--- EXERCISE TEXT Enclosed Below ---
GM CEO Dan Akerson with the Chevrolet Volt.

It builds fewer cars per quarter than General Motors produces in its pickup truck plants in a matter of days, yet the giant Detroit automaker is increasingly focused on the California battery-car start-up.

That has led GM to launch a study of its little rival’s strategy and technology – and to lay out plans for its flagship brand to take on Tesla with a high-mileage battery car of its own.

“If you want to compete head-to-head with Tesla, and we ultimately will, you want to do it with a Cadillac,” GM Chairman and CEO tells the Detroit News.

GM has been struggling to gain ground in the nascent battery-car market with offerings like the Chevrolet Volt and Opel Ampera plug-in hybrids, as well as the new Chevy Spark battery-electric vehicle. It is preparing to launch its first battery-based offering for the Cadillac brand, the new ELR plug-in, and last week, company officials revealed they are working on a new battery-electric vehicle, or BEV, that would deliver at least 200 miles of range per charge.

(For more on that 200-mile battery-car, Click Here.)

Tesla hopes to boost Model S sales with a network of Superchargers and a new battery-swap system.
--- End of Enclosed EXERCISE TEXT ---
--- INFORMATION GIVEN Enclosed Below ---
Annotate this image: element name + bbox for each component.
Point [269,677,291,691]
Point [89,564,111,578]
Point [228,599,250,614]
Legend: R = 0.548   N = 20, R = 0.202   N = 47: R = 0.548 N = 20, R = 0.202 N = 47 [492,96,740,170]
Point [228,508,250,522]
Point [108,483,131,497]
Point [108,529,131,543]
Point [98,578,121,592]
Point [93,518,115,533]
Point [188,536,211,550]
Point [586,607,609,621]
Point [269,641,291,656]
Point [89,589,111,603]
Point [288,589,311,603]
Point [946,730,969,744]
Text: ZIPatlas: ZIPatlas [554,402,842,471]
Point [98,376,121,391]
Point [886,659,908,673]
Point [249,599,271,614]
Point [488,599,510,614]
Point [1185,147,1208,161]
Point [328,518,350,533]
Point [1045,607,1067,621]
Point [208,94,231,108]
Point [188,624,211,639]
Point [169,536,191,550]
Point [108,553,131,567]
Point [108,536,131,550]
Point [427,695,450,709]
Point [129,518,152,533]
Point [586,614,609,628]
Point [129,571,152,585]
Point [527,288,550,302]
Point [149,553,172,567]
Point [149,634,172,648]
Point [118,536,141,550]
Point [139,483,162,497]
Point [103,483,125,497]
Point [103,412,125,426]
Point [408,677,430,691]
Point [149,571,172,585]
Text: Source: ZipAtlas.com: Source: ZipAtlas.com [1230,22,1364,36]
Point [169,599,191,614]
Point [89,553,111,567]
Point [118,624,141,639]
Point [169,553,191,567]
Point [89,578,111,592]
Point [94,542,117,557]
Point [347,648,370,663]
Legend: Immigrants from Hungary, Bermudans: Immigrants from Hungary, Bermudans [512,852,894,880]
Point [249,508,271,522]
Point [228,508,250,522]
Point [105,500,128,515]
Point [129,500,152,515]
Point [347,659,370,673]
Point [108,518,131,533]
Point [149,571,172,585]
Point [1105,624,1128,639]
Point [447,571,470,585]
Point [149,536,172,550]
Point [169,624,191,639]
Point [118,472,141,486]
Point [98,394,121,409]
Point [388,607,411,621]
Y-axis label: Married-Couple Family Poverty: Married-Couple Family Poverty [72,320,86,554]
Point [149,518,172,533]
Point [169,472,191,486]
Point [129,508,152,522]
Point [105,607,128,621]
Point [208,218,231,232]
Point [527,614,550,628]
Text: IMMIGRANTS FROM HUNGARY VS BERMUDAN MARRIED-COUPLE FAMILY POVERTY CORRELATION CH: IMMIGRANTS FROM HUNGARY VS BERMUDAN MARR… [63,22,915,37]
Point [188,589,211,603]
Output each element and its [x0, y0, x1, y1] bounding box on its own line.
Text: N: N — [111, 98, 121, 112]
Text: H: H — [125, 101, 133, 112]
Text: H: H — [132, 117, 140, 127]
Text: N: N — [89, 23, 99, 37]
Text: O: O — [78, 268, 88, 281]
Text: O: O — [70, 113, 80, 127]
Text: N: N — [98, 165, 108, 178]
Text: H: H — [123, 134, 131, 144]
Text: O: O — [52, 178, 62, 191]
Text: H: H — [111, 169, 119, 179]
--- End of Enclosed INFORMATION GIVEN ---
● **DESCRIPTION OF THE TASK**: Write out the passage of the GM and Tesla article from "GM has been" to "battery-car, Click Here.)", word for word.

● **ANSWER SECTION**:
GM has been struggling to gain ground in the nascent battery-car market with offerings like the Chevrolet Volt and Opel Ampera plug-in hybrids, as well as the new Chevy Spark battery-electric vehicle. It is preparing to launch its first battery-based offering for the Cadillac brand, the new ELR plug-in, and last week, company officials revealed they are working on a new battery-electric vehicle, or BEV, that would deliver at least 200 miles of range per charge.

(For more on that 200-mile battery-car, Click Here.)